Aim of the exercise. Omit every picture and write out the rest of the records exactly.

-- Start Records shown --

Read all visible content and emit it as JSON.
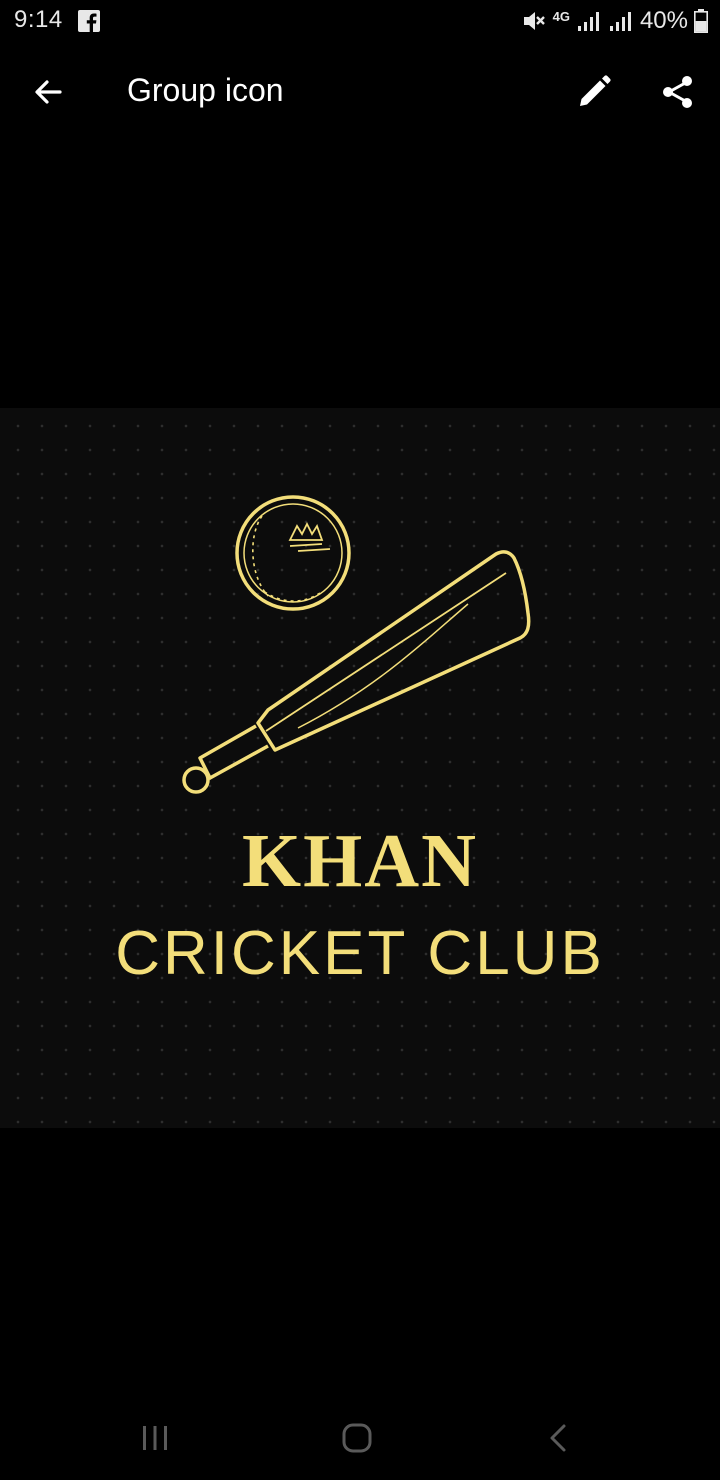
{
  "status_bar": {
    "time": "9:14",
    "network": "4G",
    "battery": "40%",
    "icons": [
      "facebook-icon",
      "mute-icon",
      "signal-icon",
      "battery-icon"
    ]
  },
  "app_bar": {
    "title": "Group icon",
    "icons": [
      "back-arrow-icon",
      "pencil-icon",
      "share-icon"
    ]
  },
  "group_image": {
    "title": "KHAN",
    "subtitle": "CRICKET CLUB",
    "accent_color": "#f3de7a",
    "background_color": "#0c0c0c"
  },
  "nav_bar": {
    "icons": [
      "recent-apps-icon",
      "home-icon",
      "back-icon"
    ]
  }
}
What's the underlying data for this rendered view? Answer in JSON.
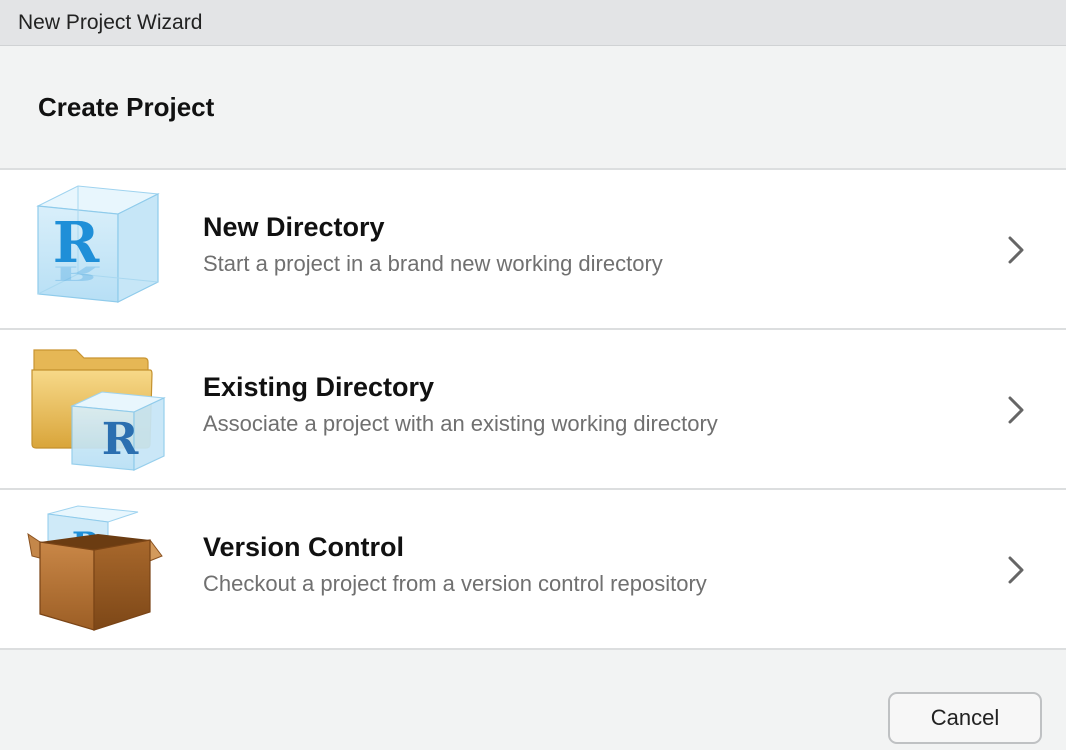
{
  "window": {
    "title": "New Project Wizard"
  },
  "header": {
    "title": "Create Project"
  },
  "options": [
    {
      "label": "New Directory",
      "description": "Start a project in a brand new working directory",
      "icon": "r-cube-icon"
    },
    {
      "label": "Existing Directory",
      "description": "Associate a project with an existing working directory",
      "icon": "folder-r-cube-icon"
    },
    {
      "label": "Version Control",
      "description": "Checkout a project from a version control repository",
      "icon": "box-r-cube-icon"
    }
  ],
  "footer": {
    "cancel_label": "Cancel"
  },
  "colors": {
    "titlebar_bg": "#e3e4e6",
    "panel_bg": "#f2f3f3",
    "option_bg": "#ffffff",
    "description_text": "#707070",
    "r_blue": "#1f8fd8"
  }
}
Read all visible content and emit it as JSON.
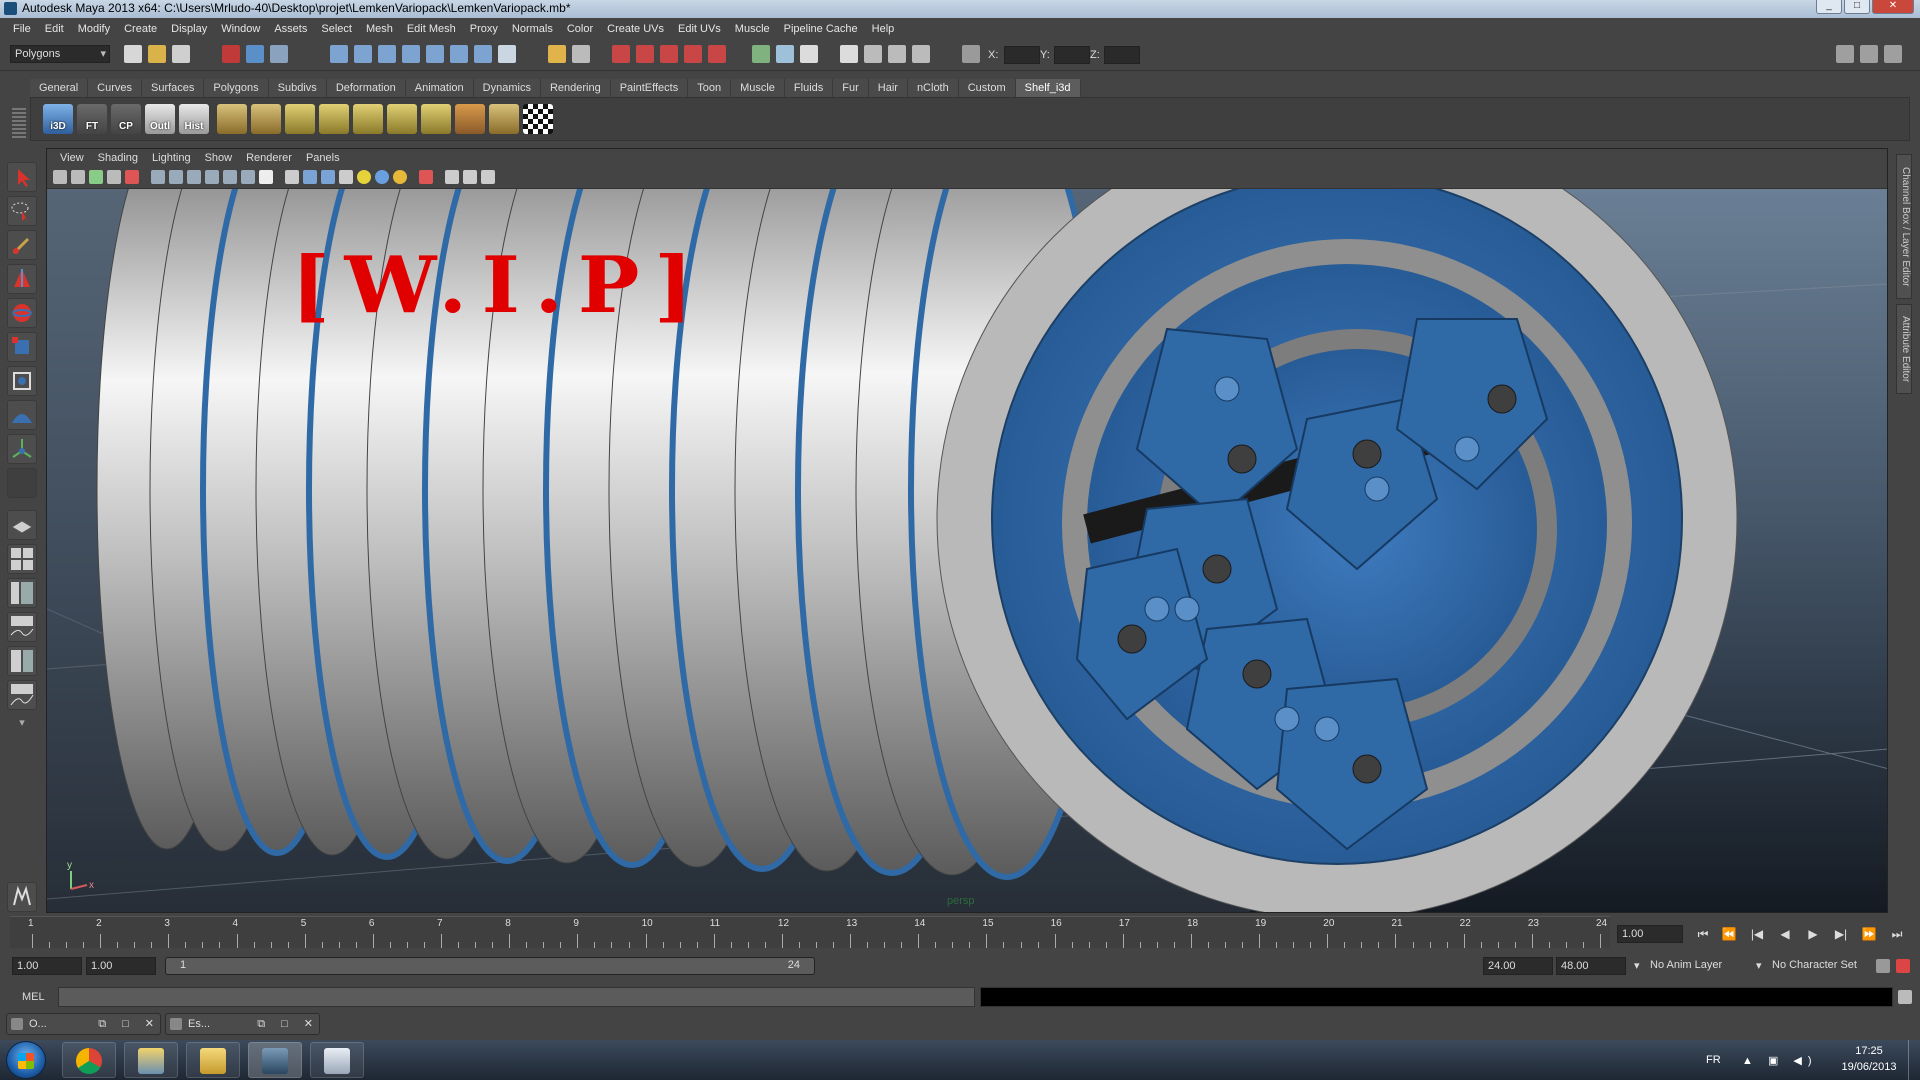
{
  "window": {
    "title": "Autodesk Maya 2013 x64: C:\\Users\\Mrludo-40\\Desktop\\projet\\LemkenVariopack\\LemkenVariopack.mb*",
    "controls": [
      "_",
      "□",
      "✕"
    ]
  },
  "menubar": {
    "items": [
      "File",
      "Edit",
      "Modify",
      "Create",
      "Display",
      "Window",
      "Assets",
      "Select",
      "Mesh",
      "Edit Mesh",
      "Proxy",
      "Normals",
      "Color",
      "Create UVs",
      "Edit UVs",
      "Muscle",
      "Pipeline Cache",
      "Help"
    ]
  },
  "statusline": {
    "mode": "Polygons",
    "x_label": "X:",
    "y_label": "Y:",
    "z_label": "Z:"
  },
  "shelf": {
    "tabs": [
      "General",
      "Curves",
      "Surfaces",
      "Polygons",
      "Subdivs",
      "Deformation",
      "Animation",
      "Dynamics",
      "Rendering",
      "PaintEffects",
      "Toon",
      "Muscle",
      "Fluids",
      "Fur",
      "Hair",
      "nCloth",
      "Custom",
      "Shelf_i3d"
    ],
    "active": "Shelf_i3d",
    "buttons": [
      "i3D",
      "FT",
      "CP",
      "Outl",
      "Hist"
    ]
  },
  "viewport": {
    "menu": [
      "View",
      "Shading",
      "Lighting",
      "Show",
      "Renderer",
      "Panels"
    ],
    "overlay_text": "[W.I.P]",
    "camera": "persp",
    "axis_y": "y",
    "axis_x": "x"
  },
  "colors": {
    "accent_red": "#e10000",
    "ring_blue": "#2f6aa6",
    "metal": "#a9a9a9"
  },
  "rightdock": {
    "tabs": [
      "Channel Box / Layer Editor",
      "Attribute Editor"
    ]
  },
  "timeslider": {
    "ticks": [
      "1",
      "2",
      "3",
      "4",
      "5",
      "6",
      "7",
      "8",
      "9",
      "10",
      "11",
      "12",
      "13",
      "14",
      "15",
      "16",
      "17",
      "18",
      "19",
      "20",
      "21",
      "22",
      "23",
      "24"
    ],
    "current_frame": "1.00",
    "playback": [
      "⏮",
      "⏪",
      "|◀",
      "◀",
      "▶",
      "▶|",
      "⏩",
      "⏭"
    ]
  },
  "range": {
    "start": "1.00",
    "playback_start": "1.00",
    "inner_start": "1",
    "inner_end": "24",
    "playback_end": "24.00",
    "end": "48.00",
    "anim_layer": "No Anim Layer",
    "character_set": "No Character Set"
  },
  "cmdline": {
    "label": "MEL"
  },
  "minimized_windows": [
    {
      "label": "O..."
    },
    {
      "label": "Es..."
    }
  ],
  "taskbar": {
    "lang": "FR",
    "time": "17:25",
    "date": "19/06/2013",
    "tray_icons": "▲ ▣ ◀)"
  }
}
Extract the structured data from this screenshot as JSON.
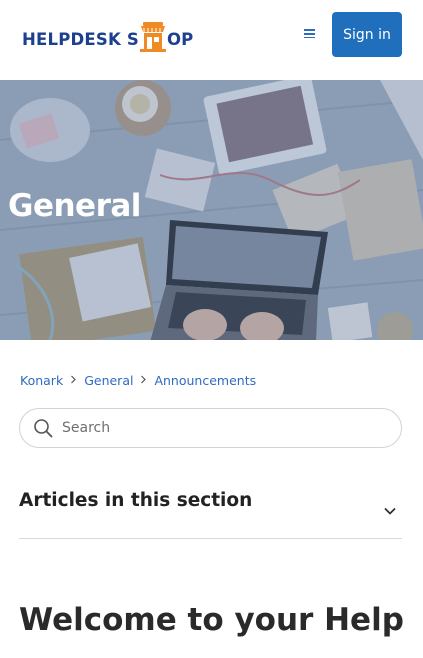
{
  "header": {
    "logo_text_left": "HELPDESK S",
    "logo_text_right": "OP",
    "signin_label": "Sign in"
  },
  "hero": {
    "title": "General"
  },
  "breadcrumb": {
    "items": [
      "Konark",
      "General",
      "Announcements"
    ]
  },
  "search": {
    "placeholder": "Search"
  },
  "articles": {
    "title": "Articles in this section"
  },
  "main": {
    "heading": "Welcome to your Help"
  },
  "colors": {
    "brand_blue": "#1d3f8f",
    "accent_orange": "#f08a24",
    "link_blue": "#2f6bbf",
    "button_blue": "#1f6fbd"
  },
  "icons": [
    "store-icon",
    "menu-icon",
    "search-icon",
    "chevron-right-icon",
    "chevron-down-icon"
  ]
}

-- End Records shown --

Answer to this exercise.
Read all visible content and emit it as JSON.
{
  "status_bar": {
    "time": "9:14",
    "network": "4G",
    "battery": "40%",
    "icons": [
      "facebook-icon",
      "mute-icon",
      "signal-icon",
      "battery-icon"
    ]
  },
  "app_bar": {
    "title": "Group icon",
    "icons": [
      "back-arrow-icon",
      "pencil-icon",
      "share-icon"
    ]
  },
  "group_image": {
    "title": "KHAN",
    "subtitle": "CRICKET CLUB",
    "accent_color": "#f3de7a",
    "background_color": "#0c0c0c"
  },
  "nav_bar": {
    "icons": [
      "recent-apps-icon",
      "home-icon",
      "back-icon"
    ]
  }
}
What's the underlying data for this rendered view? Answer in JSON.
{
  "window": {
    "title": "New Project Wizard"
  },
  "header": {
    "title": "Create Project"
  },
  "options": [
    {
      "label": "New Directory",
      "description": "Start a project in a brand new working directory",
      "icon": "r-cube-icon"
    },
    {
      "label": "Existing Directory",
      "description": "Associate a project with an existing working directory",
      "icon": "folder-r-cube-icon"
    },
    {
      "label": "Version Control",
      "description": "Checkout a project from a version control repository",
      "icon": "box-r-cube-icon"
    }
  ],
  "footer": {
    "cancel_label": "Cancel"
  },
  "colors": {
    "titlebar_bg": "#e3e4e6",
    "panel_bg": "#f2f3f3",
    "option_bg": "#ffffff",
    "description_text": "#707070",
    "r_blue": "#1f8fd8"
  }
}
Read all visible content and emit it as JSON.
{
  "window": {
    "title": "Autodesk Maya 2013 x64: C:\\Users\\Mrludo-40\\Desktop\\projet\\LemkenVariopack\\LemkenVariopack.mb*",
    "controls": [
      "_",
      "□",
      "✕"
    ]
  },
  "menubar": {
    "items": [
      "File",
      "Edit",
      "Modify",
      "Create",
      "Display",
      "Window",
      "Assets",
      "Select",
      "Mesh",
      "Edit Mesh",
      "Proxy",
      "Normals",
      "Color",
      "Create UVs",
      "Edit UVs",
      "Muscle",
      "Pipeline Cache",
      "Help"
    ]
  },
  "statusline": {
    "mode": "Polygons",
    "x_label": "X:",
    "y_label": "Y:",
    "z_label": "Z:"
  },
  "shelf": {
    "tabs": [
      "General",
      "Curves",
      "Surfaces",
      "Polygons",
      "Subdivs",
      "Deformation",
      "Animation",
      "Dynamics",
      "Rendering",
      "PaintEffects",
      "Toon",
      "Muscle",
      "Fluids",
      "Fur",
      "Hair",
      "nCloth",
      "Custom",
      "Shelf_i3d"
    ],
    "active": "Shelf_i3d",
    "buttons": [
      "i3D",
      "FT",
      "CP",
      "Outl",
      "Hist"
    ]
  },
  "viewport": {
    "menu": [
      "View",
      "Shading",
      "Lighting",
      "Show",
      "Renderer",
      "Panels"
    ],
    "overlay_text": "[W.I.P]",
    "camera": "persp",
    "axis_y": "y",
    "axis_x": "x"
  },
  "colors": {
    "accent_red": "#e10000",
    "ring_blue": "#2f6aa6",
    "metal": "#a9a9a9"
  },
  "rightdock": {
    "tabs": [
      "Channel Box / Layer Editor",
      "Attribute Editor"
    ]
  },
  "timeslider": {
    "ticks": [
      "1",
      "2",
      "3",
      "4",
      "5",
      "6",
      "7",
      "8",
      "9",
      "10",
      "11",
      "12",
      "13",
      "14",
      "15",
      "16",
      "17",
      "18",
      "19",
      "20",
      "21",
      "22",
      "23",
      "24"
    ],
    "current_frame": "1.00",
    "playback": [
      "⏮",
      "⏪",
      "|◀",
      "◀",
      "▶",
      "▶|",
      "⏩",
      "⏭"
    ]
  },
  "range": {
    "start": "1.00",
    "playback_start": "1.00",
    "inner_start": "1",
    "inner_end": "24",
    "playback_end": "24.00",
    "end": "48.00",
    "anim_layer": "No Anim Layer",
    "character_set": "No Character Set"
  },
  "cmdline": {
    "label": "MEL"
  },
  "minimized_windows": [
    {
      "label": "O..."
    },
    {
      "label": "Es..."
    }
  ],
  "taskbar": {
    "lang": "FR",
    "time": "17:25",
    "date": "19/06/2013",
    "tray_icons": "▲ ▣ ◀)"
  }
}
Extract the structured data from this screenshot as JSON.
{
  "header": {
    "logo_text_left": "HELPDESK S",
    "logo_text_right": "OP",
    "signin_label": "Sign in"
  },
  "hero": {
    "title": "General"
  },
  "breadcrumb": {
    "items": [
      "Konark",
      "General",
      "Announcements"
    ]
  },
  "search": {
    "placeholder": "Search"
  },
  "articles": {
    "title": "Articles in this section"
  },
  "main": {
    "heading": "Welcome to your Help"
  },
  "colors": {
    "brand_blue": "#1d3f8f",
    "accent_orange": "#f08a24",
    "link_blue": "#2f6bbf",
    "button_blue": "#1f6fbd"
  },
  "icons": [
    "store-icon",
    "menu-icon",
    "search-icon",
    "chevron-right-icon",
    "chevron-down-icon"
  ]
}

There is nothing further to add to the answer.